Nesta mesma semana em que Wellington invadiu a escola atirando em crianças, uma menina chamada Adriele, de 16 anos, foi assassinada no interior de Mato Grosso do Sul por dois rapazes que não se conformavam com o romance dela com a irmã deles. Na semana anterior, Michael, da equipe do Vôlei Futuro, era objeto de brutal manifestação coletiva de homofobia, num ginásio de Contagem, na região metropolitana de Belo Horizonte, por ter-se declarado homossexual. Uma tradição de nosso esporte: há cerca de 10 anos, o jogador Lilico já tinha sido excluído da seleção brasileira de vôlei pela mesma razão.
Por esses mesmos dias, o deputado Jair Bolsonaro falava na televisão da “promiscuidade” que não permitia a seus filhos, a de se relacionar com uma mulher negra como Preta Gil. Assim como um pastor evangélico afirmava, em sua pregação religiosa, que os africanos eram fatalmente herdeiros de maldição lançada por Noé, em nome de Deus, logo depois do dilúvio.
Um pouco mais longe de nós, outro religioso, desta vez na Flórida, queimava em público um exemplar do Alcorão, o livro sagrado dos islamistas. O que provocou, em represália, o assassinato de dezenas de pessoas no Afeganistão, vítimas de homens-bomba.
Se o culpado for sempre o outro, se o mundo estiver dividido sempre entre os puros e os impuros, não evitaremos nunca novos Wellington, nem que toda a polícia do país passe a trabalhar exclusivamente na porta de nossas escolas. A resistência à diferença, o horror a ela, sempre foi causa ou pretexto de todos os genocídios na história da humanidade.

Registros de um conjunto de dados
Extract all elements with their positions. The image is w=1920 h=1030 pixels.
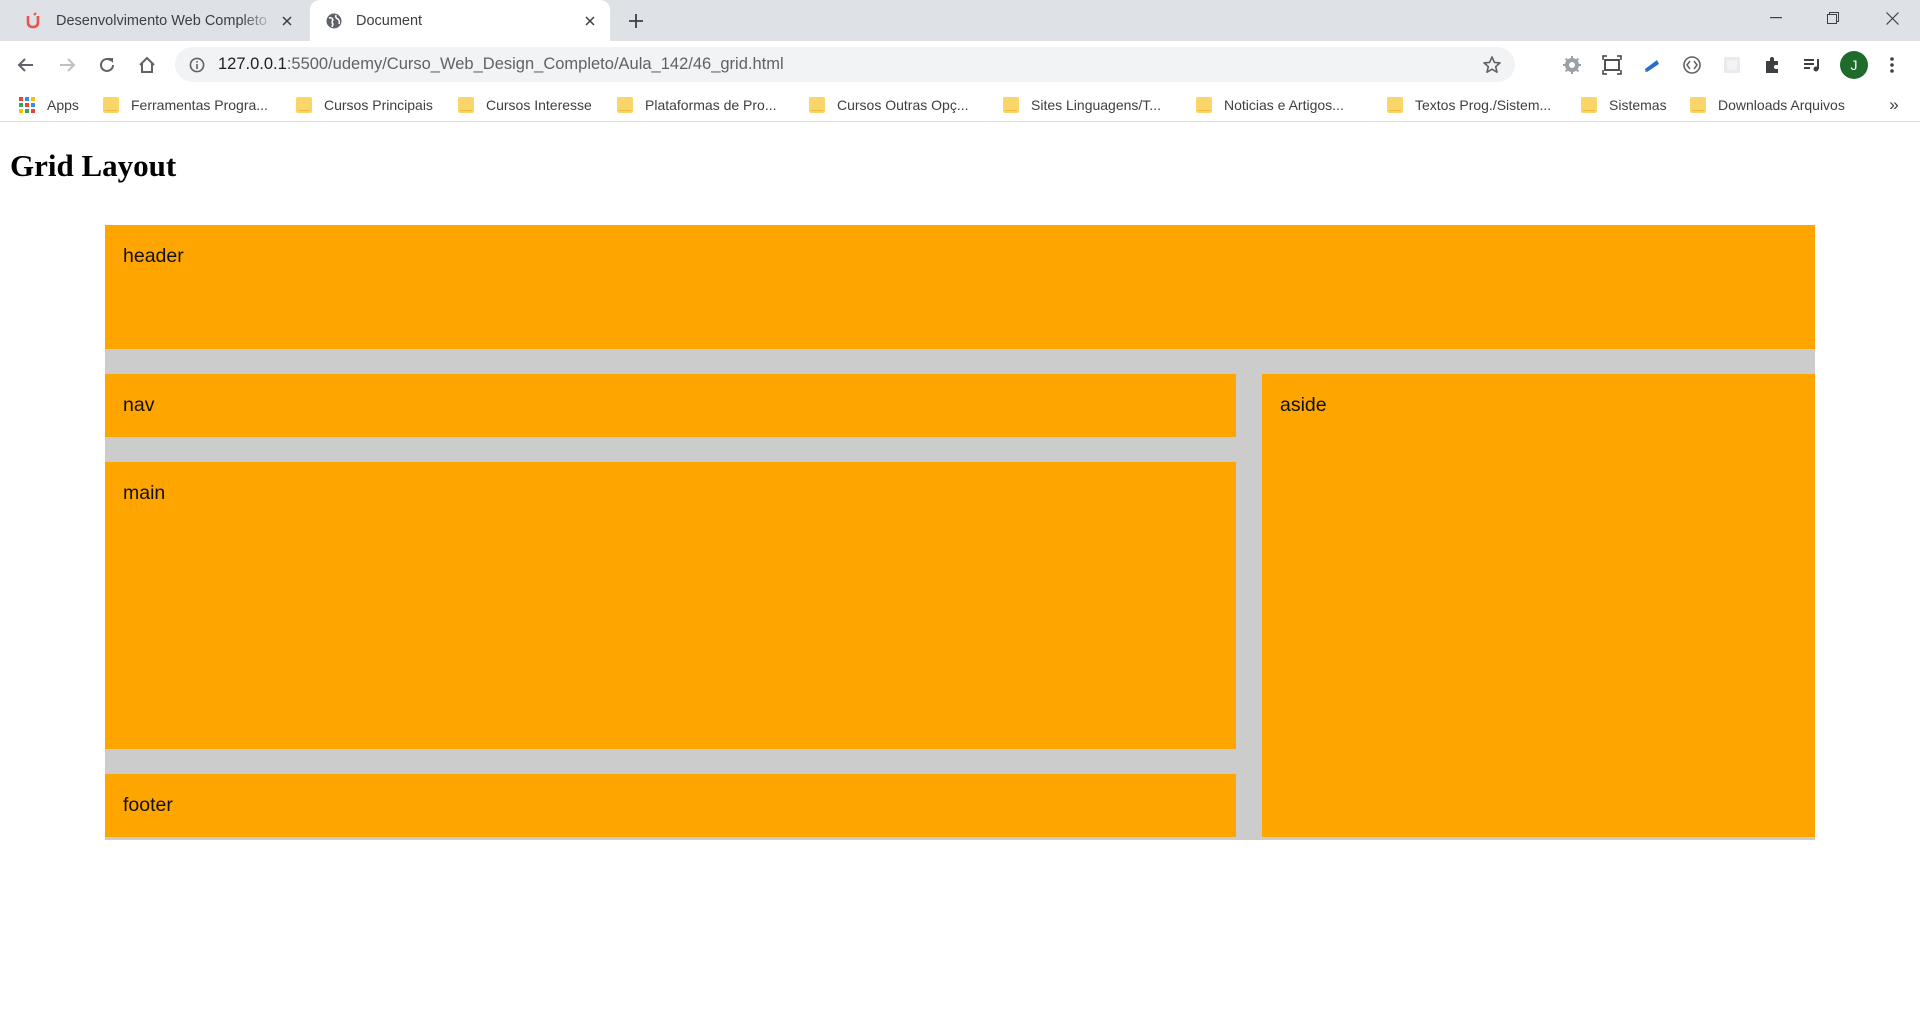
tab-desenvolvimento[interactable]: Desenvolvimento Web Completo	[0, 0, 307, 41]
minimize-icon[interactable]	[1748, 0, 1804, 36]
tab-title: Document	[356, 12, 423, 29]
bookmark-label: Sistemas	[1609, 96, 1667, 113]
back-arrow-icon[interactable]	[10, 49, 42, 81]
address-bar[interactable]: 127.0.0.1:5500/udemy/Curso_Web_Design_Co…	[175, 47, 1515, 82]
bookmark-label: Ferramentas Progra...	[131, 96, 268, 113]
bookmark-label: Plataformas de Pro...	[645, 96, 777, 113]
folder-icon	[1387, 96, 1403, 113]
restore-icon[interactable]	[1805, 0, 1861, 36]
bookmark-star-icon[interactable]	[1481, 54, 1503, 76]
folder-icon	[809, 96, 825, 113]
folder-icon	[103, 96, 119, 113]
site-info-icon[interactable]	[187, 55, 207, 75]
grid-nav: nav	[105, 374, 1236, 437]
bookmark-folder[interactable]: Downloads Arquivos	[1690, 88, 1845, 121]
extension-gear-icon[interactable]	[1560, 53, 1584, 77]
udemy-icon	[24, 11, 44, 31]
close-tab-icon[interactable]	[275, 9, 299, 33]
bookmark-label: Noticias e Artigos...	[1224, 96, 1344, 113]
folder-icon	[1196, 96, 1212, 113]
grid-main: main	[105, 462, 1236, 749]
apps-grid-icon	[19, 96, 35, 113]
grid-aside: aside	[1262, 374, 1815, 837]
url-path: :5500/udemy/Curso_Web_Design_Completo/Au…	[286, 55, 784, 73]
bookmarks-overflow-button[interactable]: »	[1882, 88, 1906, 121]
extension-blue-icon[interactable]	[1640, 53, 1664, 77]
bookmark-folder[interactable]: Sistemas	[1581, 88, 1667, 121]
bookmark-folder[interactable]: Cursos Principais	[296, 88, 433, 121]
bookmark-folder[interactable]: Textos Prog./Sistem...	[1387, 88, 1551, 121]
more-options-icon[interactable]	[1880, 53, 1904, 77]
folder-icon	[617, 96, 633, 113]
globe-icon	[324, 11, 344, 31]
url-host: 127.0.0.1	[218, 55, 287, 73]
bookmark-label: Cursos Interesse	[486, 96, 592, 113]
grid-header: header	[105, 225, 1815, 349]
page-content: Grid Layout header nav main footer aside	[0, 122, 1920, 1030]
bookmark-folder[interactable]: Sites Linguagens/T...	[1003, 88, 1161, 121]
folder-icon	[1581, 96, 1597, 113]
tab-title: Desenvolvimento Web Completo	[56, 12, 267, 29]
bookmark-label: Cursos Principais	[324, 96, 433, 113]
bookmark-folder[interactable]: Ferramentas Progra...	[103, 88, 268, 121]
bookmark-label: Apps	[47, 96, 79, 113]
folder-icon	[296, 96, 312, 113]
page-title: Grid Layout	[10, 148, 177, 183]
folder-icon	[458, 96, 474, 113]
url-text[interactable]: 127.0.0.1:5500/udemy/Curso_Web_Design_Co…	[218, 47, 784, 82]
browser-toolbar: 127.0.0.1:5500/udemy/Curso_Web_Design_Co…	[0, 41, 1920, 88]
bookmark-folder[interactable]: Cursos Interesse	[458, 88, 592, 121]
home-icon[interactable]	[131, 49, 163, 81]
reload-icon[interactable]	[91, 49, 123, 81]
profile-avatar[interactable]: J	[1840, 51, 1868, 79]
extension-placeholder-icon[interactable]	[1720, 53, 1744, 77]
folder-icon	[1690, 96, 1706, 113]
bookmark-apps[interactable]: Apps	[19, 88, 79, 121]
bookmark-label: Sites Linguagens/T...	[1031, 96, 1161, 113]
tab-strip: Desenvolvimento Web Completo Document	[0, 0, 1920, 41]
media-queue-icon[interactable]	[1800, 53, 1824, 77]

Problema proposto:
Segundo o texto sobre intolerância, em que cidade Michael, da equipe do Vôlei Futuro, foi alvo de manifestação coletiva de homofobia?

Resposta completa:
Em Contagem, na região metropolitana de Belo Horizonte.